Instructions to follow >> Scan the data below for the string "this". Show every line where it turns up.

Data to use >>

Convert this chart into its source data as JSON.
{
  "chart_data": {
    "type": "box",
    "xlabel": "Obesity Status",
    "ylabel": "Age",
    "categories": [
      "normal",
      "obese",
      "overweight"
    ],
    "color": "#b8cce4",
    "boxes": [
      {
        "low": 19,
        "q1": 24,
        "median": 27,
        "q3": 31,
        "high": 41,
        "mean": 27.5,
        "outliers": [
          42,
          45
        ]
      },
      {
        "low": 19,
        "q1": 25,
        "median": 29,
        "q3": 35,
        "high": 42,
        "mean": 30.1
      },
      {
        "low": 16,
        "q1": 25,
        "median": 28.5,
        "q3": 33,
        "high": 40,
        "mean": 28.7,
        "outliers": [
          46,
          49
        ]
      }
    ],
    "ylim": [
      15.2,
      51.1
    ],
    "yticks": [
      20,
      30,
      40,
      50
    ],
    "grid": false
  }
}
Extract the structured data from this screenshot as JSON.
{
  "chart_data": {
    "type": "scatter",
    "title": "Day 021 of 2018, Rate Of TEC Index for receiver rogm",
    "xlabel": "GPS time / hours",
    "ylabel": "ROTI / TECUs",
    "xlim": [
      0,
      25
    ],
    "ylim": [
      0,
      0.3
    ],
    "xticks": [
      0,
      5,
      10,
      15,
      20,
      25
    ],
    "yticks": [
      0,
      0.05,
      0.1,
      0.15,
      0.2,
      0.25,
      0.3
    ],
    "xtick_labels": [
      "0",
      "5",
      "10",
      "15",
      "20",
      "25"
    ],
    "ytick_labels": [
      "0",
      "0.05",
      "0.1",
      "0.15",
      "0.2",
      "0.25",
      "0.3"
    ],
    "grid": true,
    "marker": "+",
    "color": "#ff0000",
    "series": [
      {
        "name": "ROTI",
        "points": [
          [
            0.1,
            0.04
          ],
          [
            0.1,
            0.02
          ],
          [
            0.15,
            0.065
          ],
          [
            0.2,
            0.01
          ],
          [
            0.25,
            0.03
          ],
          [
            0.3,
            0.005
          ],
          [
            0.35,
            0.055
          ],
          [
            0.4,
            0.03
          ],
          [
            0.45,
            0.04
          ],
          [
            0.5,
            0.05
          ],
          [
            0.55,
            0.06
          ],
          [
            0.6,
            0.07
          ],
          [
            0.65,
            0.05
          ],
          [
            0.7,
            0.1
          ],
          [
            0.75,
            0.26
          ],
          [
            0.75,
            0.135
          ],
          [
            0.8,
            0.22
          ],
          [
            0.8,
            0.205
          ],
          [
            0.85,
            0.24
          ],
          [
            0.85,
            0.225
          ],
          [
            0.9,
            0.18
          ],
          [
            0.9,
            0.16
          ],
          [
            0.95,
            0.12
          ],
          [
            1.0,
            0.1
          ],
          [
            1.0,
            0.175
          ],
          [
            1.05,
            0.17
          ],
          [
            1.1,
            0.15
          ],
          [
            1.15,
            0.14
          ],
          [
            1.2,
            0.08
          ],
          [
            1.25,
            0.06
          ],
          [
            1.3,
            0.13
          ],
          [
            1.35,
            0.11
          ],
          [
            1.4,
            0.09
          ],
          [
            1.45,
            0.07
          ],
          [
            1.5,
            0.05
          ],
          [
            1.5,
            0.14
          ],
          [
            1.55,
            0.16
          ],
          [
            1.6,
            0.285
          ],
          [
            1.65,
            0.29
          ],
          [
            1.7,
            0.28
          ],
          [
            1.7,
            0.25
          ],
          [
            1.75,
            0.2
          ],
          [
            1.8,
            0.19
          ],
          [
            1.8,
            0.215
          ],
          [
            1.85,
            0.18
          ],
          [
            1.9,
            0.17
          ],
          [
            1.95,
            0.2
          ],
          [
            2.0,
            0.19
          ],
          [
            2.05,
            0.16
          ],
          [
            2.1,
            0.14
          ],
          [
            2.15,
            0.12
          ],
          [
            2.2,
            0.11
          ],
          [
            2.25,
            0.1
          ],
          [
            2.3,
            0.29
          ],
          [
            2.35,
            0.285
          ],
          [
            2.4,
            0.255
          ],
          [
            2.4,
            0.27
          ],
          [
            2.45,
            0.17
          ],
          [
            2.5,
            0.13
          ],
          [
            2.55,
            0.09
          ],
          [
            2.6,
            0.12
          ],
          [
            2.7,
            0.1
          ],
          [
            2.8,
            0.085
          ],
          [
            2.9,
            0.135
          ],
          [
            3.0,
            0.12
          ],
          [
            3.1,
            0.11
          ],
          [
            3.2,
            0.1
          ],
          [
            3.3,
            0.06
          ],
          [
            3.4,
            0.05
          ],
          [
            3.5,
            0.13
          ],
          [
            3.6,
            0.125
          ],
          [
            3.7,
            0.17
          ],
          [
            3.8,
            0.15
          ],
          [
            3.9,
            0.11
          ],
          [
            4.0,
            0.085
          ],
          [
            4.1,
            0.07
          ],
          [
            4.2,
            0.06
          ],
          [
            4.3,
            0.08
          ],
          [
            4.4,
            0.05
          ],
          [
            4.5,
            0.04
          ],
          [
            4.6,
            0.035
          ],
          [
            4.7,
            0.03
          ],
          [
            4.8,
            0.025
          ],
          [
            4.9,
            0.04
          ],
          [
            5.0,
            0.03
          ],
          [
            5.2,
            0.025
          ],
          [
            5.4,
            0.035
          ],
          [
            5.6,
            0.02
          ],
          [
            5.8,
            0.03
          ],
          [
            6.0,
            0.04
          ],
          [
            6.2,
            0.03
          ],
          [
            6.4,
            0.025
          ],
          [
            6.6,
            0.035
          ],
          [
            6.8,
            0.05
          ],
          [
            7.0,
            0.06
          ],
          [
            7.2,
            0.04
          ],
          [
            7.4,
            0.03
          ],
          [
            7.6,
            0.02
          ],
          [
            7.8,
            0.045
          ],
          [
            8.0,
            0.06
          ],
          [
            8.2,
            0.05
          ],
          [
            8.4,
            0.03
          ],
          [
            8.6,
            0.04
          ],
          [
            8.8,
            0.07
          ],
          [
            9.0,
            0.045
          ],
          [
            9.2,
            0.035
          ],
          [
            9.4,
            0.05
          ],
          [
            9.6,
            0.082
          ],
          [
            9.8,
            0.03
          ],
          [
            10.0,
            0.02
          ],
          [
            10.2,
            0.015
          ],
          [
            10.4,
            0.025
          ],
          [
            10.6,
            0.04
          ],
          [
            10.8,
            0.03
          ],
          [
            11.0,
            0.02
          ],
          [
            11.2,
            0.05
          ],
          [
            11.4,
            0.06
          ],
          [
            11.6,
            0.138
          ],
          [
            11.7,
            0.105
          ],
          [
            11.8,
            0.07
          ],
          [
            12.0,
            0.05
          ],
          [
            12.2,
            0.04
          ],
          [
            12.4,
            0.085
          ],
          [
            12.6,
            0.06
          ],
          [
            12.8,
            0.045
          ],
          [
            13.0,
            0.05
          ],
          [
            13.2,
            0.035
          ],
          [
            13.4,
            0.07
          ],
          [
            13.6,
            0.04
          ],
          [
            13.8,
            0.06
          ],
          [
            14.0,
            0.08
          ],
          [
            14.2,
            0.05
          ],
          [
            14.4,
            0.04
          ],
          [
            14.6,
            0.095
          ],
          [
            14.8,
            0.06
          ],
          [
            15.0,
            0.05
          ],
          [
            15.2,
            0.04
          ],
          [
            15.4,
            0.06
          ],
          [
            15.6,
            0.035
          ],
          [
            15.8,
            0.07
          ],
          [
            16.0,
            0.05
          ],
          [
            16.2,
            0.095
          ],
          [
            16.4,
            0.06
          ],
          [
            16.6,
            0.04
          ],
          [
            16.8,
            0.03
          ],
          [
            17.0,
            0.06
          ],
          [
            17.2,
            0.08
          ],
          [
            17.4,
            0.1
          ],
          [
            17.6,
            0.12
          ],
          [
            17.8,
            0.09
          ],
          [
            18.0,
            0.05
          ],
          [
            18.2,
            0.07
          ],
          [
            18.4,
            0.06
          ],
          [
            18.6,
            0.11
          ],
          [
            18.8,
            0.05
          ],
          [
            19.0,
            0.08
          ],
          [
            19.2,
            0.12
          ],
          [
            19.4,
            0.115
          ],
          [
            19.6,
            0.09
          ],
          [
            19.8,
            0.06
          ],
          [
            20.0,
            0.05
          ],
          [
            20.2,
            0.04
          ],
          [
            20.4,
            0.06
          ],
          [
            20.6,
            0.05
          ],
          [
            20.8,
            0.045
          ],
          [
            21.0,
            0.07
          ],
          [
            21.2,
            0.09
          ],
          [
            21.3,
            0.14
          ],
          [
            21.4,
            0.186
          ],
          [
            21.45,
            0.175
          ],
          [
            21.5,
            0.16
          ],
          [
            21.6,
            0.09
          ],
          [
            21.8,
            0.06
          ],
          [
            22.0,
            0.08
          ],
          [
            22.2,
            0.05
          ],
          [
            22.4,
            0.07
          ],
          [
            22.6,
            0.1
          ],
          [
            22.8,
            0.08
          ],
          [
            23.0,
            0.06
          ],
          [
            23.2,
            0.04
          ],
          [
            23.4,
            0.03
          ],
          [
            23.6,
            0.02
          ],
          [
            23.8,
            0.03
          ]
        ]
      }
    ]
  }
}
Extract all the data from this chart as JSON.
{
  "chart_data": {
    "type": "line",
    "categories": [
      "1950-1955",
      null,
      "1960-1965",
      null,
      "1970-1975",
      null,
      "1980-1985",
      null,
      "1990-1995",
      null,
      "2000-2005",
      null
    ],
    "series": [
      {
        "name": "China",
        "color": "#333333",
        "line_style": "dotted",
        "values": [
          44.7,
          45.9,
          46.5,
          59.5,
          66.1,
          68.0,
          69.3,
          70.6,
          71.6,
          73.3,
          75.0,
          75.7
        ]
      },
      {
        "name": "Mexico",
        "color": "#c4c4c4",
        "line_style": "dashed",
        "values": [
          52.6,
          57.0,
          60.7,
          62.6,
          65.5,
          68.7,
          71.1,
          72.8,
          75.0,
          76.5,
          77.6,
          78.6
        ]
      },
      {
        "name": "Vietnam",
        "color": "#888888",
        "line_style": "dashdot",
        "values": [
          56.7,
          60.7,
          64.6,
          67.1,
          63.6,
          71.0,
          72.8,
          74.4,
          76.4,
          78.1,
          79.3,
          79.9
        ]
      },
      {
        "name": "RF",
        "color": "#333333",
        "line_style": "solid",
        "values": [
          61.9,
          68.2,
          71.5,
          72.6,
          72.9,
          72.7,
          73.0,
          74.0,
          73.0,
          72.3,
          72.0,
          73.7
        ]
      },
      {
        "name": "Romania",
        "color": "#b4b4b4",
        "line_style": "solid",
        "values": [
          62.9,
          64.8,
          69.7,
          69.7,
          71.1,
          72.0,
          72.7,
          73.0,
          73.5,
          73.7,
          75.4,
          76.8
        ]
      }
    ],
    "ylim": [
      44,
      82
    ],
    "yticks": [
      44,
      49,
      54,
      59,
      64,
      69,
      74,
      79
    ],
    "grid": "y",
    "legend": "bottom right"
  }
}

Result >>
Convert this chart into its source data as JSON.
Extract the structured data from this screenshot as JSON.
Extract all the data from this chart as JSON.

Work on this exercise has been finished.